Source text.
1948 United States presidential election in Florida


The 1948 United States presidential election in Florida was held on November 2, 1948. Voters chose eight electors, or representatives to the Electoral College, who voted for president and vice president.

Background

Excepting the 1928 election when fierce anti-Catholicism and Prohibitionism caused Herbert Hoover to defeat the wet Catholic Al Smith, Florida since the end of the Reconstruction era had been a classic Southern one-party state dominated by the Democratic Party. Disfranchisement of African-Americans and many poor whites had virtually eliminated the Republican Party – only nine Republicans had ever been elected to the state legislature since 1890 – and Democratic primaries were the sole competitive elections.

Dataset entries.
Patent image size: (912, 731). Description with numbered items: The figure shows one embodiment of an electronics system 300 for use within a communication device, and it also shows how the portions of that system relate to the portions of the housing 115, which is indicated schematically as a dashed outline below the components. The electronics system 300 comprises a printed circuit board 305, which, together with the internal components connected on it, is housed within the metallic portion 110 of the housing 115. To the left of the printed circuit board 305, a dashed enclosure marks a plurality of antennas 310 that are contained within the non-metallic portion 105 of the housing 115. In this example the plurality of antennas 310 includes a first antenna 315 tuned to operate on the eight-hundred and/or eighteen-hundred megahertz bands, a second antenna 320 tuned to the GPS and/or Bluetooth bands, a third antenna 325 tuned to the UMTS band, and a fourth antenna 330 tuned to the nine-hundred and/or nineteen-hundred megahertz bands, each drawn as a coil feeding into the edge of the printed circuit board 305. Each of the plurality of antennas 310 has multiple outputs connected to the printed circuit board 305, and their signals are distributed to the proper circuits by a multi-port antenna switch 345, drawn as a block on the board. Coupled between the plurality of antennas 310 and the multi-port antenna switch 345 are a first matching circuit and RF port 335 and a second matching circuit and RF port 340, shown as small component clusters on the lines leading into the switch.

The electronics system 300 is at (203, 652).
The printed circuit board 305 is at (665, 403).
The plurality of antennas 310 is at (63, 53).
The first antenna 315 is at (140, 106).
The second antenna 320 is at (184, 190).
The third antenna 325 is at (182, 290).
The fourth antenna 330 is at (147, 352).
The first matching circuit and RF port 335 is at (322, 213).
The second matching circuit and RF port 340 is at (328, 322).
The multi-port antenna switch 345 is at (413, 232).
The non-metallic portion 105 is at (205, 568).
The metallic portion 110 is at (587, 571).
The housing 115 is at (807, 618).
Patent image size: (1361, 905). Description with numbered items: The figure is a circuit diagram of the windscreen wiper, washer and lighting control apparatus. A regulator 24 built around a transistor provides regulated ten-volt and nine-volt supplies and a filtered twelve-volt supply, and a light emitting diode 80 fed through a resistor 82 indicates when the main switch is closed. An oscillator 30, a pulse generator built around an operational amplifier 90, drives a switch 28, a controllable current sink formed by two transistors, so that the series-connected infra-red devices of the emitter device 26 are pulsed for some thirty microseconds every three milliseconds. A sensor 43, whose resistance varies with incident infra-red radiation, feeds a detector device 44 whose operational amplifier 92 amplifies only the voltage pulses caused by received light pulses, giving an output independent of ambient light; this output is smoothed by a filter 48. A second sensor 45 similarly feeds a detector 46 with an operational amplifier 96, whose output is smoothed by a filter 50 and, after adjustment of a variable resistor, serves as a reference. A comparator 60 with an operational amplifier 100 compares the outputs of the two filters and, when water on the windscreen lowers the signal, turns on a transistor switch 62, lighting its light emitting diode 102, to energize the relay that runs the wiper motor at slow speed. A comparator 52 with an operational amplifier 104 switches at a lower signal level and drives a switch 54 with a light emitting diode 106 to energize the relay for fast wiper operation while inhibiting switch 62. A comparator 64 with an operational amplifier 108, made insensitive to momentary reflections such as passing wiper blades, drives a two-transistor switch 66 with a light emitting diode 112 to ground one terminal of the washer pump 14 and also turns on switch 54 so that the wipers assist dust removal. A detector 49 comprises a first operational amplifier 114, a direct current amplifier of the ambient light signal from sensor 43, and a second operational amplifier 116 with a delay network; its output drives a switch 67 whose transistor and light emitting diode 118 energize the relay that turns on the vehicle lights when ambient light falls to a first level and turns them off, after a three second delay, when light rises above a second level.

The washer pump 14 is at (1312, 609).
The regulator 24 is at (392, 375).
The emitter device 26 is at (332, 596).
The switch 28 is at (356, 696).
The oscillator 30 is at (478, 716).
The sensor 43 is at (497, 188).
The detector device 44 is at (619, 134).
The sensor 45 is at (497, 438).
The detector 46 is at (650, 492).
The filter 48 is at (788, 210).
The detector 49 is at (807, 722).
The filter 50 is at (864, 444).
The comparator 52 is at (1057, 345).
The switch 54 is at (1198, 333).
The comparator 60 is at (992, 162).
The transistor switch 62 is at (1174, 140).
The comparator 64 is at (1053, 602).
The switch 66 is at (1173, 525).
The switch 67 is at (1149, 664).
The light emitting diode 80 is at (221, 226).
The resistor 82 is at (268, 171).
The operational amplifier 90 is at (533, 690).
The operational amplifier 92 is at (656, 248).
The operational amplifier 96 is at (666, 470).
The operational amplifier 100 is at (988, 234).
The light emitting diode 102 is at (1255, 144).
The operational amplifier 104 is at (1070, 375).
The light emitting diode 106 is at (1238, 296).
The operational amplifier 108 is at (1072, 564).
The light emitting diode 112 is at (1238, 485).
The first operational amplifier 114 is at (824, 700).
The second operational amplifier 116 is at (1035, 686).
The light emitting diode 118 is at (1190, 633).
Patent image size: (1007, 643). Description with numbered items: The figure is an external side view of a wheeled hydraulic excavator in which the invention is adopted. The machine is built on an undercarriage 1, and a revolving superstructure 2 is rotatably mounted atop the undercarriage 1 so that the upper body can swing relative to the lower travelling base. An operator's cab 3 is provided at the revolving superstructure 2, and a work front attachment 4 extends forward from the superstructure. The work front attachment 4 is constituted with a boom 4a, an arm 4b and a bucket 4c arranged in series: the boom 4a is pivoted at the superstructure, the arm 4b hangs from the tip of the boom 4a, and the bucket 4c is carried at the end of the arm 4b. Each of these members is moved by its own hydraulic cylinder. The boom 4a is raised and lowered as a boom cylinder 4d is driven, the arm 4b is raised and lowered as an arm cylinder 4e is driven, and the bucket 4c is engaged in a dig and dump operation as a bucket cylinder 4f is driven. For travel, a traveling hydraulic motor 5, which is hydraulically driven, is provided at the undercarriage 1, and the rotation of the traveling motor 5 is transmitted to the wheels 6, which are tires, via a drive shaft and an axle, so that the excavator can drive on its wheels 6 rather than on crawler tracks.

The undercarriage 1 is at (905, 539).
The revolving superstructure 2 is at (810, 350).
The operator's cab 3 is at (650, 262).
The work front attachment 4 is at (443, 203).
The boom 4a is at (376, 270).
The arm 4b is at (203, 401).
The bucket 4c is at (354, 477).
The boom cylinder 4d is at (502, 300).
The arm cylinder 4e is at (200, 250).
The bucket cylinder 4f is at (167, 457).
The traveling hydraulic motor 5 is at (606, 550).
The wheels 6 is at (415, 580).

Assignment A. List every year mentioned in the text on the 1948 presidential election in Florida.
Assignment B. Pick up the account of the 1948 presidential election in Florida after its last sentence and continue it.
The items on this page aren't needed for anything here.

Reply A. 1948, 1928, 1890

Reply B.
Under the influence of Senator Claude Pepper, Florida had abolished the poll tax in 1937, leading to steady increases in voter turnout during the following several elections; however, there was no marked increase in African-American voting and Democratic hegemony remained unchallenged: FDR did not lose a single county in the state during his four elections.

Dixiecrat revolt

However, on February 2, 1948, incumbent President Harry S. Truman, fearing that the anti-democratic practices and racial discrimination of the South would severely denigrate the United States' reputation in the Cold War, launched the first civil rights bill since the end of Reconstruction, along with Executive Order 9981 to desegregate the military. Mississippi Governor Fielding Wright had already sounded a call for revolt, which he took to the Southern Governors Conference at Wakulla Springs to say that calls for civil rights legislation by national Democrats would not be tolerated in Dixie.
After Truman was renominated at the 1948 Democratic National Convention, Southern Democrats walked out and convened at Birmingham, Alabama on July 17, nominating South Carolina Governor James Strom Thurmond for president and Mississippi Governor Fielding L. Wright for vice president.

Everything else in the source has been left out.